*Task to carry out*: Show every line where "December" occurs.

*Data excerpts*:

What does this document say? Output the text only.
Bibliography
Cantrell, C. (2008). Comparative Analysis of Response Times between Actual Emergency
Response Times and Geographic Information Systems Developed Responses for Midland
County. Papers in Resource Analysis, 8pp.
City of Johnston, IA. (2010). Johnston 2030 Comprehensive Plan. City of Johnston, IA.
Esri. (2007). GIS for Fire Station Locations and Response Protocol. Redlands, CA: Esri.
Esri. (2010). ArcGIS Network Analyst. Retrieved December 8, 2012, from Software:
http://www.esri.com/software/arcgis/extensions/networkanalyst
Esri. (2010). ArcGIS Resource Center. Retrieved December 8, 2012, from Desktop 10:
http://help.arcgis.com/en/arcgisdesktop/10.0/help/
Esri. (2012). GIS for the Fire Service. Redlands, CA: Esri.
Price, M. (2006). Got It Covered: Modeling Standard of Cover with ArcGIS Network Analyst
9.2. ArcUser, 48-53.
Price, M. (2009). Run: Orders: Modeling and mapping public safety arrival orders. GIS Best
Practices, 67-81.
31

*Solution*:
Esri. (2010). ArcGIS Network Analyst. Retrieved December 8, 2012, from Software:
Esri. (2010). ArcGIS Resource Center. Retrieved December 8, 2012, from Desktop 10:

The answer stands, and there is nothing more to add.